#### STATED PROBLEM:
Rewrite the material from its first line through the line containing "annotation-badge xyxy=(809,353,897,393)", with "bullet-item" changed to "list-item" and every other character kept the same. Return only those lines.

___ DATA EXCERPTS

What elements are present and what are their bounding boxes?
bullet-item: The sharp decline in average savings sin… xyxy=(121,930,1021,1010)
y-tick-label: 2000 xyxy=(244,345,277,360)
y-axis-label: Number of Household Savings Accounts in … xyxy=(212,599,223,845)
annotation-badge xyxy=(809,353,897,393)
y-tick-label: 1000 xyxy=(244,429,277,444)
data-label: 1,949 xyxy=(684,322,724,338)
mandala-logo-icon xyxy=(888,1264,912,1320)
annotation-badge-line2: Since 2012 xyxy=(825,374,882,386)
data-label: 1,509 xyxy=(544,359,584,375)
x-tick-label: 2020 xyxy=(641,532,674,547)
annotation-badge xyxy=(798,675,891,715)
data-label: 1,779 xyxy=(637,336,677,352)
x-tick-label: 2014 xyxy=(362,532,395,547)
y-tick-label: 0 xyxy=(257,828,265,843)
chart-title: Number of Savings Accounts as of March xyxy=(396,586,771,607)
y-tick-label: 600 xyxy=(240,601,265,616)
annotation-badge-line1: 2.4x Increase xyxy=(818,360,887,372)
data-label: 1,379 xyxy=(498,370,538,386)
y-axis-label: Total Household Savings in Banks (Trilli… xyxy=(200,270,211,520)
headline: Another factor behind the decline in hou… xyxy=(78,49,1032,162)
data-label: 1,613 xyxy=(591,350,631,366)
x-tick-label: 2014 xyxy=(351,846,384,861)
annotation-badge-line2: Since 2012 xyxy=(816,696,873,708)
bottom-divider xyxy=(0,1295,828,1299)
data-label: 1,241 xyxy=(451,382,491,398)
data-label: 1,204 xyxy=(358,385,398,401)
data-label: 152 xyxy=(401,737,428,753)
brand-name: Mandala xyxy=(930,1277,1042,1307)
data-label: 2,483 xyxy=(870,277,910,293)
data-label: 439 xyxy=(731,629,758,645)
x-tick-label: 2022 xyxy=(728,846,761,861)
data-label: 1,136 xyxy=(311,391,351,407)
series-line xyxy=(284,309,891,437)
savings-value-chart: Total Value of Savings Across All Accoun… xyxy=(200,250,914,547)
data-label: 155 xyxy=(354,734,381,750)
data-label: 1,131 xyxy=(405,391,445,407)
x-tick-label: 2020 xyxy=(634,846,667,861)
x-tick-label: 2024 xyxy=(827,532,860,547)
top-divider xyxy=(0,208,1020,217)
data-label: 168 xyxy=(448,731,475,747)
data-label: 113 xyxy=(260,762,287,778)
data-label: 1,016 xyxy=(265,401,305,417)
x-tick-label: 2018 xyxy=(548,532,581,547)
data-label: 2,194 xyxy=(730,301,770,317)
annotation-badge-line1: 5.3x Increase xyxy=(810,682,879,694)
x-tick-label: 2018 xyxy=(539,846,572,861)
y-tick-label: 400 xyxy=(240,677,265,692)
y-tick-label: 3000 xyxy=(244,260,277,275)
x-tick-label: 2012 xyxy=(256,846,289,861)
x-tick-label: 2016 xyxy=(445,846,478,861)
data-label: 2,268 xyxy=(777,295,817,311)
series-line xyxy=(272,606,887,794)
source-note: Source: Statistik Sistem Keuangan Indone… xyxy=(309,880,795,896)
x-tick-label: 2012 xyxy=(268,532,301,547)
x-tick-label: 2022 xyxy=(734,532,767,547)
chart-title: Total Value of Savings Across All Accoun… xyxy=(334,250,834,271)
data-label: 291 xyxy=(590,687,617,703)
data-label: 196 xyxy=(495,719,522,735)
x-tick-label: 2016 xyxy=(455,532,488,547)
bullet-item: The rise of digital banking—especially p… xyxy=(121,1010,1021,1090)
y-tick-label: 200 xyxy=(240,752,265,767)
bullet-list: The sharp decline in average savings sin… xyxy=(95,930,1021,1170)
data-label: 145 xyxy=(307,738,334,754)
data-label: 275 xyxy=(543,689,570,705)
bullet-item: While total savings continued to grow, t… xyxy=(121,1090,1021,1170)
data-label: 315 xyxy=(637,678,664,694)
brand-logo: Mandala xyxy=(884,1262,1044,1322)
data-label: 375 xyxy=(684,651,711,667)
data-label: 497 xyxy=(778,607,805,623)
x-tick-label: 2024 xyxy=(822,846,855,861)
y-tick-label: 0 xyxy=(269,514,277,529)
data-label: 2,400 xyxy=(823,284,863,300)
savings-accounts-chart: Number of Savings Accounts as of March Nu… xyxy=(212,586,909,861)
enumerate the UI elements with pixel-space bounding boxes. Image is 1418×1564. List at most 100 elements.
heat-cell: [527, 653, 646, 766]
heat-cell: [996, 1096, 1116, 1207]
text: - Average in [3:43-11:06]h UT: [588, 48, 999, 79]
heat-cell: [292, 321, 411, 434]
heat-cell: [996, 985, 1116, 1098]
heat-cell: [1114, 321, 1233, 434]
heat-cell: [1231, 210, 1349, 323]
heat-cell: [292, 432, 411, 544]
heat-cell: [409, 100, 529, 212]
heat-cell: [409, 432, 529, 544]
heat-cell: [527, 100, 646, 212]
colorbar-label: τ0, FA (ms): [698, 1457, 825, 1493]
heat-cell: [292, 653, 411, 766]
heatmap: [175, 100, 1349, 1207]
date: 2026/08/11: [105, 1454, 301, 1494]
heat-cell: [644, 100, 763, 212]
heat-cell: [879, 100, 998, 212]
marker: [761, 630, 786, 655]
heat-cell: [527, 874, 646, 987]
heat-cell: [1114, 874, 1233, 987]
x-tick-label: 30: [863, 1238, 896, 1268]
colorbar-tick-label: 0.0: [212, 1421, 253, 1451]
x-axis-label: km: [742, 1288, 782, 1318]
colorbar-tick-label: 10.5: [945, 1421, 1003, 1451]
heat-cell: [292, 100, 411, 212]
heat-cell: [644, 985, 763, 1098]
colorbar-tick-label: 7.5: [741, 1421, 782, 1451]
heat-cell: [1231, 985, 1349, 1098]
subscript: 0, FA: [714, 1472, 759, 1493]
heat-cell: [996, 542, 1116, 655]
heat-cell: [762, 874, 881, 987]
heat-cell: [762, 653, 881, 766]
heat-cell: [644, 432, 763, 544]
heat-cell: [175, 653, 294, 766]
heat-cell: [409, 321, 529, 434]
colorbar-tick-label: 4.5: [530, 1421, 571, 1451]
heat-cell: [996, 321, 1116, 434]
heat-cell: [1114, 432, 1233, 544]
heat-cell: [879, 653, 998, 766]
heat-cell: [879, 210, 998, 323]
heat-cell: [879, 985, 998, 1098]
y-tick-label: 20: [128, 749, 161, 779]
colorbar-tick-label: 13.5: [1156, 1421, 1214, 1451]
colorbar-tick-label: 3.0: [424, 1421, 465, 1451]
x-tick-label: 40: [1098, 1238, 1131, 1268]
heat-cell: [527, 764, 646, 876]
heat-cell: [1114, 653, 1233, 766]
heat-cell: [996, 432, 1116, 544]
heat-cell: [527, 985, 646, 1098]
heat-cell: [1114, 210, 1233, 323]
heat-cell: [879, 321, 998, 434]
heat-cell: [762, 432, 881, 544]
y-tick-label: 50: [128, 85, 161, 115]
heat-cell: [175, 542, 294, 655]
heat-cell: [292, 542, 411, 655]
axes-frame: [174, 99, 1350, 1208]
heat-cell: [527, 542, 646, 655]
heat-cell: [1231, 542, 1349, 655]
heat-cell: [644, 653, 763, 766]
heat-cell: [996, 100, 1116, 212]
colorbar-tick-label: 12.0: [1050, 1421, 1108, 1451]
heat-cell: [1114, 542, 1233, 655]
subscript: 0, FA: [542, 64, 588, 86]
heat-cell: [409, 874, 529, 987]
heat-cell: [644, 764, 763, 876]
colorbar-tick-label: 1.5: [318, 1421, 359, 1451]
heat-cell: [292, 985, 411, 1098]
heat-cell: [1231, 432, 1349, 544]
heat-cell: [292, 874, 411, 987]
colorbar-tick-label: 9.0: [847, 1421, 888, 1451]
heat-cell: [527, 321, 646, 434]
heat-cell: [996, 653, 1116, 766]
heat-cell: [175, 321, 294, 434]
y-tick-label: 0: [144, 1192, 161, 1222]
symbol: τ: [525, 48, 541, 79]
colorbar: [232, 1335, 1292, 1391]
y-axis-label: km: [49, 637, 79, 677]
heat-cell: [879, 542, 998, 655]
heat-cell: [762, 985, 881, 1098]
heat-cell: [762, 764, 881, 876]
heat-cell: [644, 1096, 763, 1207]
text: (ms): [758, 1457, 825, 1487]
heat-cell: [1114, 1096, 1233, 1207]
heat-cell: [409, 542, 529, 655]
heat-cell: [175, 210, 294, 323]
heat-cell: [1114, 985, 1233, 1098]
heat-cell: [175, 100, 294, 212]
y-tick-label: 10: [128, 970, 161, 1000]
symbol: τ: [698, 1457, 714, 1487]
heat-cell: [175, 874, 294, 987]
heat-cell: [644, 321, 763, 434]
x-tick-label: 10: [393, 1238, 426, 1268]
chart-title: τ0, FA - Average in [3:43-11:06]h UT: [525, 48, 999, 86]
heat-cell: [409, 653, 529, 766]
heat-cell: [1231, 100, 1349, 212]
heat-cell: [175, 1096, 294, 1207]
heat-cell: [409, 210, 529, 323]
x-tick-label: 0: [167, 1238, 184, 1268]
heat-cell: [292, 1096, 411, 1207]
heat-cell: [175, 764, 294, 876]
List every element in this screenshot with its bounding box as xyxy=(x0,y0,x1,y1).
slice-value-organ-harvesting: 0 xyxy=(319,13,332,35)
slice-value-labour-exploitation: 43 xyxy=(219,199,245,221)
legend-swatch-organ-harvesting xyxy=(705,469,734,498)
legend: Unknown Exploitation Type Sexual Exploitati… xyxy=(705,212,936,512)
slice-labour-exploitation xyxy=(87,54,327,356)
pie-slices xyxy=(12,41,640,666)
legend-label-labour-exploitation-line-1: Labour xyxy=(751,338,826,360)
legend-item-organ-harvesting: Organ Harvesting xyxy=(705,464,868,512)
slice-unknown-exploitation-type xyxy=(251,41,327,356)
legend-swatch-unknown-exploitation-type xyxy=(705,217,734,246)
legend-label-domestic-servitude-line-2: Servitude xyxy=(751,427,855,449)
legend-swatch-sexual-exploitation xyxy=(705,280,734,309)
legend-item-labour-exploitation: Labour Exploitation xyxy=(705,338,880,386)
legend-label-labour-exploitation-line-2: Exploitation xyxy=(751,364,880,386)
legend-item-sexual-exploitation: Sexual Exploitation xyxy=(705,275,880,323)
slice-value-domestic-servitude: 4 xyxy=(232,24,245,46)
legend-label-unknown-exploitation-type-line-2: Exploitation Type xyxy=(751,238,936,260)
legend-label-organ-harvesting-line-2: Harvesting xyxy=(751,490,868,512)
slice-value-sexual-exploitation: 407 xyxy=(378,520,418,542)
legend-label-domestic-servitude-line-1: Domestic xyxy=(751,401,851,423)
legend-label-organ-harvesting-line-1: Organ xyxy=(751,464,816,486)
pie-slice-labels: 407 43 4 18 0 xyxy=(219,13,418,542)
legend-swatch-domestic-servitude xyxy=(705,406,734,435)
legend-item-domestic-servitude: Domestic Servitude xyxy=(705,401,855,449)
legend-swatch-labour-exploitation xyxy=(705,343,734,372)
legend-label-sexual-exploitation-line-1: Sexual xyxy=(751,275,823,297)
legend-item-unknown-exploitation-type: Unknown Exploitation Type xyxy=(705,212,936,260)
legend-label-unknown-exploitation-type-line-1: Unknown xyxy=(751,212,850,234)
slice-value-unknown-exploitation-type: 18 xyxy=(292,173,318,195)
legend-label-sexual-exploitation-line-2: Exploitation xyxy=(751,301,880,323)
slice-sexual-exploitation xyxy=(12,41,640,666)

______

#### RESPONSE TO THE TASK:
What elements are present and what are their bounding boxes?
list-item: The sharp decline in average savings sin… xyxy=(121,930,1021,1010)
y-tick-label: 2000 xyxy=(244,345,277,360)
y-axis-label: Number of Household Savings Accounts in … xyxy=(212,599,223,845)
annotation-badge xyxy=(809,353,897,393)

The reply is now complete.